→ **GOAL OF THE EXERCISE**
Rewrite the entries below with every instance of "screenshot" replaced by "screen capture", keeping all else the same. Leave the pictures out of your answer.

→ **INPUT DATA**
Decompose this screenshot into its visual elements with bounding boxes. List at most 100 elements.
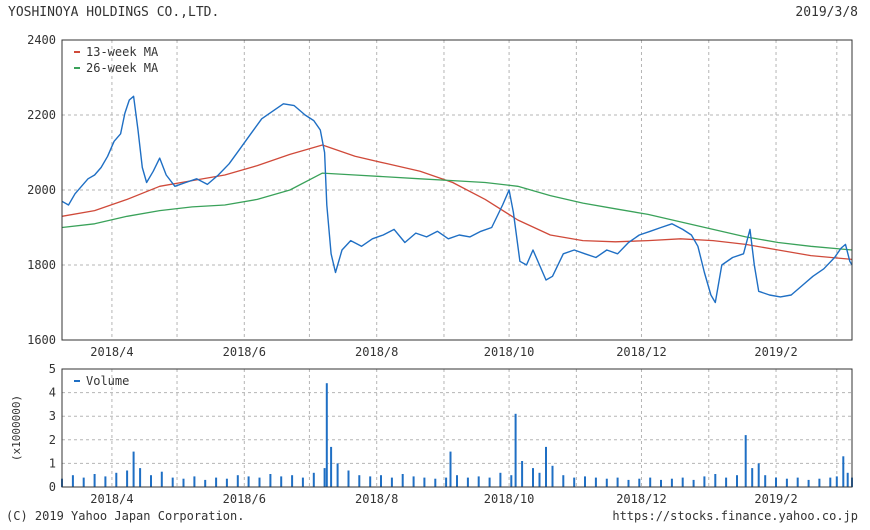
volume-bar	[449, 451, 452, 487]
price-xtick-label: 2018/10	[484, 345, 535, 359]
price-ytick-label: 1800	[27, 258, 56, 272]
source-link[interactable]: https://stocks.finance.yahoo.co.jp	[612, 509, 858, 523]
volume-bar	[126, 470, 129, 487]
volume-bar	[171, 477, 174, 487]
volume-unit-label: (x1000000)	[10, 395, 23, 461]
chart-date: 2019/3/8	[795, 5, 858, 20]
volume-bar	[829, 477, 832, 487]
copyright-text: (C) 2019 Yahoo Japan Corporation.	[6, 509, 245, 523]
volume-bar	[412, 476, 415, 487]
volume-bar	[82, 477, 85, 487]
volume-bar	[562, 475, 565, 487]
volume-bar	[725, 477, 728, 487]
price-ytick-label: 1600	[27, 333, 56, 347]
volume-bar	[584, 476, 586, 487]
volume-bar	[247, 476, 250, 487]
volume-bar	[204, 479, 207, 487]
volume-bar	[521, 461, 524, 487]
legend-label: 13-week MA	[86, 45, 159, 59]
volume-ytick-label: 3	[49, 409, 56, 423]
volume-bar	[369, 476, 372, 487]
volume-bar	[764, 475, 767, 487]
volume-bar	[347, 470, 350, 487]
volume-ytick-label: 0	[49, 480, 56, 494]
volume-xtick-label: 2018/4	[90, 492, 133, 506]
volume-bar	[215, 477, 218, 487]
volume-bar	[301, 477, 304, 487]
volume-bar	[594, 477, 597, 487]
volume-bar	[703, 476, 706, 487]
volume-bar	[736, 475, 738, 487]
volume-bar	[380, 475, 382, 487]
volume-bar	[445, 477, 448, 487]
volume-bar	[785, 478, 788, 487]
volume-bar	[532, 468, 534, 487]
volume-bar	[573, 477, 576, 487]
volume-bar	[193, 476, 196, 487]
volume-bar	[538, 472, 541, 487]
volume-bar	[456, 475, 458, 487]
volume-ytick-label: 4	[49, 386, 56, 400]
price-frame	[61, 39, 853, 341]
volume-bar	[423, 477, 426, 487]
price-xtick-label: 2018/6	[223, 345, 266, 359]
volume-bar	[291, 475, 294, 487]
volume-bar	[150, 475, 152, 487]
volume-panel: 0 1 2 3 4 5 2018/4 2018/6 2018/8 2018/10 2018/12 20…	[10, 362, 853, 506]
volume-bar	[336, 463, 339, 487]
price-xtick-label: 2018/8	[355, 345, 398, 359]
legend-label: Volume	[86, 374, 129, 388]
volume-bar	[312, 472, 315, 487]
volume-ytick-label: 2	[49, 433, 56, 447]
volume-ytick-label: 5	[49, 362, 56, 376]
volume-bar	[551, 465, 554, 487]
volume-xtick-label: 2018/8	[355, 492, 398, 506]
volume-bar	[775, 477, 777, 487]
volume-bar	[692, 479, 695, 487]
volume-bar	[545, 446, 547, 487]
volume-bar	[842, 456, 845, 487]
volume-xtick-label: 2018/6	[223, 492, 266, 506]
volume-bar	[71, 475, 74, 487]
volume-frame	[61, 368, 853, 488]
volume-bar	[660, 479, 662, 487]
volume-bar	[807, 479, 810, 487]
volume-bar	[681, 477, 684, 487]
price-xtick-label: 2019/2	[754, 345, 797, 359]
price-xtick-label: 2018/12	[616, 345, 667, 359]
volume-bar	[796, 477, 799, 487]
volume-bar	[160, 471, 163, 487]
volume-bar	[466, 477, 469, 487]
volume-bar	[401, 474, 404, 487]
volume-bar	[132, 451, 135, 487]
volume-bar	[390, 477, 393, 487]
volume-bar	[616, 477, 619, 487]
volume-bar	[225, 478, 228, 487]
volume-bar	[323, 468, 326, 487]
volume-bar	[627, 479, 630, 487]
company-name: YOSHINOYA HOLDINGS CO.,LTD.	[8, 5, 220, 20]
volume-xtick-label: 2018/10	[484, 492, 535, 506]
volume-bar	[325, 383, 328, 487]
volume-bar	[757, 463, 760, 487]
volume-bar	[605, 478, 608, 487]
volume-bar	[236, 475, 239, 487]
volume-bar	[104, 476, 107, 487]
price-ytick-label: 2400	[27, 33, 56, 47]
volume-bar	[258, 477, 261, 487]
volume-bar	[818, 478, 821, 487]
volume-xtick-label: 2018/12	[616, 492, 667, 506]
series-line-price	[61, 95, 853, 304]
volume-bar	[670, 478, 673, 487]
volume-bar	[358, 475, 361, 487]
volume-bar	[514, 413, 517, 487]
price-panel: 1600 1800 2000 2200 2400 2018/4 2018/6 2018/8 20…	[27, 33, 853, 359]
volume-bar	[115, 472, 118, 487]
volume-bar	[93, 474, 96, 487]
volume-bar	[182, 478, 185, 487]
volume-bar	[846, 472, 849, 487]
volume-bar	[499, 472, 502, 487]
volume-bar	[488, 477, 491, 487]
price-ytick-label: 2200	[27, 108, 56, 122]
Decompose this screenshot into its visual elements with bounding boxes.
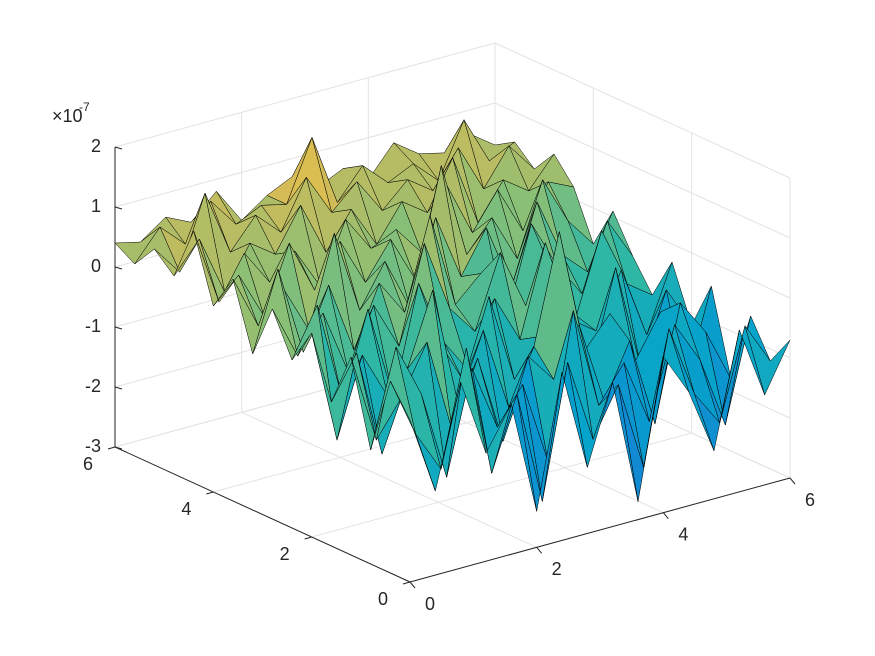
z-tick [114,266,123,270]
z-tick [114,386,123,390]
surface [114,119,791,512]
x-tick-label: 0 [425,594,435,614]
x-tick [536,547,543,554]
y-tick-label: 2 [280,544,290,564]
y-axis [114,446,411,583]
axis-exponent-power: -7 [79,100,90,114]
y-tick [206,491,214,495]
z-grid-line [494,102,791,239]
z-tick-label: -2 [85,376,101,396]
z-tick-label: 1 [91,196,101,216]
surface-face [390,380,436,492]
z-tick [114,446,123,450]
y-tick-label: 4 [181,499,191,519]
y-tick-label: 0 [378,589,388,609]
z-tick [114,206,123,210]
x-tick-label: 2 [552,559,562,579]
z-tick [114,326,123,330]
x-tick [789,477,796,485]
z-tick-label: -1 [85,316,101,336]
z-tick-label: 0 [91,256,101,276]
y-tick [107,446,116,450]
x-tick-label: 6 [805,490,815,510]
x-grid-line [241,411,537,548]
x-tick-label: 4 [678,524,688,544]
y-tick [304,536,312,540]
z-tick [114,146,123,150]
axis-exponent-base: ×10 [52,106,83,126]
z-grid-line [494,42,791,179]
x-tick [662,512,669,519]
y-tick [402,581,411,585]
x-tick [409,581,416,589]
z-tick-label: -3 [85,436,101,456]
z-grid-line [114,42,496,148]
x-axis [409,477,791,583]
z-tick-label: 2 [91,136,101,156]
y-tick-label: 6 [83,454,93,474]
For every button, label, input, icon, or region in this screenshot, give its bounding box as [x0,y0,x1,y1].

→ **THE RESULT**
Decompose this screen capture into its visual elements with bounding boxes. List at most 100 elements.
volume-bar	[449, 451, 452, 487]
price-xtick-label: 2018/10	[484, 345, 535, 359]
price-ytick-label: 1800	[27, 258, 56, 272]
source-link[interactable]: https://stocks.finance.yahoo.co.jp	[612, 509, 858, 523]
volume-bar	[126, 470, 129, 487]
volume-bar	[171, 477, 174, 487]
volume-unit-label: (x1000000)	[10, 395, 23, 461]
chart-date: 2019/3/8	[795, 5, 858, 20]
volume-bar	[829, 477, 832, 487]
copyright-text: (C) 2019 Yahoo Japan Corporation.	[6, 509, 245, 523]
volume-bar	[412, 476, 415, 487]
volume-bar	[82, 477, 85, 487]
volume-bar	[562, 475, 565, 487]
volume-bar	[725, 477, 728, 487]
price-ytick-label: 1600	[27, 333, 56, 347]
volume-bar	[584, 476, 586, 487]
volume-bar	[247, 476, 250, 487]
volume-bar	[204, 479, 207, 487]
volume-bar	[521, 461, 524, 487]
legend-label: 13-week MA	[86, 45, 159, 59]
volume-ytick-label: 3	[49, 409, 56, 423]
volume-bar	[369, 476, 372, 487]
volume-bar	[764, 475, 767, 487]
volume-bar	[347, 470, 350, 487]
volume-ytick-label: 0	[49, 480, 56, 494]
volume-xtick-label: 2018/4	[90, 492, 133, 506]
volume-bar	[215, 477, 218, 487]
volume-bar	[301, 477, 304, 487]
volume-bar	[594, 477, 597, 487]
volume-bar	[703, 476, 706, 487]
volume-bar	[736, 475, 738, 487]
volume-bar	[380, 475, 382, 487]
volume-bar	[445, 477, 448, 487]
volume-bar	[785, 478, 788, 487]
volume-bar	[532, 468, 534, 487]
volume-bar	[573, 477, 576, 487]
volume-bar	[193, 476, 196, 487]
volume-bar	[538, 472, 541, 487]
volume-bar	[456, 475, 458, 487]
volume-ytick-label: 4	[49, 386, 56, 400]
price-frame	[61, 39, 853, 341]
volume-bar	[423, 477, 426, 487]
price-xtick-label: 2018/6	[223, 345, 266, 359]
volume-bar	[291, 475, 294, 487]
volume-bar	[150, 475, 152, 487]
volume-panel: 0 1 2 3 4 5 2018/4 2018/6 2018/8 2018/10 2018/12 20…	[10, 362, 853, 506]
volume-bar	[336, 463, 339, 487]
price-xtick-label: 2018/8	[355, 345, 398, 359]
legend-label: Volume	[86, 374, 129, 388]
volume-bar	[312, 472, 315, 487]
volume-ytick-label: 2	[49, 433, 56, 447]
volume-ytick-label: 5	[49, 362, 56, 376]
volume-bar	[551, 465, 554, 487]
volume-xtick-label: 2018/8	[355, 492, 398, 506]
volume-bar	[775, 477, 777, 487]
volume-bar	[692, 479, 695, 487]
volume-bar	[545, 446, 547, 487]
volume-bar	[842, 456, 845, 487]
volume-xtick-label: 2018/6	[223, 492, 266, 506]
volume-bar	[71, 475, 74, 487]
volume-frame	[61, 368, 853, 488]
volume-bar	[660, 479, 662, 487]
volume-bar	[807, 479, 810, 487]
volume-bar	[681, 477, 684, 487]
price-xtick-label: 2019/2	[754, 345, 797, 359]
price-xtick-label: 2018/12	[616, 345, 667, 359]
volume-bar	[796, 477, 799, 487]
volume-bar	[160, 471, 163, 487]
volume-bar	[466, 477, 469, 487]
volume-bar	[401, 474, 404, 487]
volume-bar	[132, 451, 135, 487]
volume-bar	[390, 477, 393, 487]
volume-bar	[616, 477, 619, 487]
volume-bar	[225, 478, 228, 487]
volume-bar	[323, 468, 326, 487]
volume-bar	[627, 479, 630, 487]
company-name: YOSHINOYA HOLDINGS CO.,LTD.	[8, 5, 220, 20]
volume-xtick-label: 2018/10	[484, 492, 535, 506]
volume-bar	[325, 383, 328, 487]
volume-bar	[757, 463, 760, 487]
volume-bar	[605, 478, 608, 487]
volume-bar	[236, 475, 239, 487]
volume-bar	[104, 476, 107, 487]
price-ytick-label: 2400	[27, 33, 56, 47]
volume-bar	[258, 477, 261, 487]
volume-bar	[818, 478, 821, 487]
volume-xtick-label: 2018/12	[616, 492, 667, 506]
series-line-price	[61, 95, 853, 304]
volume-bar	[670, 478, 673, 487]
volume-bar	[358, 475, 361, 487]
volume-bar	[514, 413, 517, 487]
price-panel: 1600 1800 2000 2200 2400 2018/4 2018/6 2018/8 20…	[27, 33, 853, 359]
volume-bar	[115, 472, 118, 487]
volume-bar	[93, 474, 96, 487]
volume-bar	[182, 478, 185, 487]
volume-bar	[846, 472, 849, 487]
volume-bar	[499, 472, 502, 487]
volume-bar	[488, 477, 491, 487]
price-ytick-label: 2200	[27, 108, 56, 122]
Decompose this screen capture into its visual elements with bounding boxes.
z-tick [114,266,123,270]
z-tick [114,386,123,390]
surface [114,119,791,512]
x-tick-label: 0 [425,594,435,614]
x-tick [536,547,543,554]
y-tick-label: 2 [280,544,290,564]
y-axis [114,446,411,583]
axis-exponent-power: -7 [79,100,90,114]
y-tick [206,491,214,495]
z-grid-line [494,102,791,239]
z-tick-label: -2 [85,376,101,396]
z-tick-label: 1 [91,196,101,216]
surface-face [390,380,436,492]
z-tick [114,446,123,450]
y-tick-label: 4 [181,499,191,519]
y-tick-label: 0 [378,589,388,609]
z-tick [114,206,123,210]
x-tick-label: 2 [552,559,562,579]
z-tick [114,326,123,330]
x-tick [789,477,796,485]
z-tick-label: -1 [85,316,101,336]
z-tick-label: 0 [91,256,101,276]
y-tick [107,446,116,450]
x-tick-label: 6 [805,490,815,510]
x-grid-line [241,411,537,548]
x-tick-label: 4 [678,524,688,544]
y-tick [304,536,312,540]
z-tick [114,146,123,150]
axis-exponent-base: ×10 [52,106,83,126]
z-grid-line [494,42,791,179]
x-tick [662,512,669,519]
y-tick [402,581,411,585]
x-tick [409,581,416,589]
z-tick-label: -3 [85,436,101,456]
z-grid-line [114,42,496,148]
x-axis [409,477,791,583]
z-tick-label: 2 [91,136,101,156]
y-tick-label: 6 [83,454,93,474]
For every button, label, input, icon, or region in this screen capture, give its bounding box as [x0,y0,x1,y1].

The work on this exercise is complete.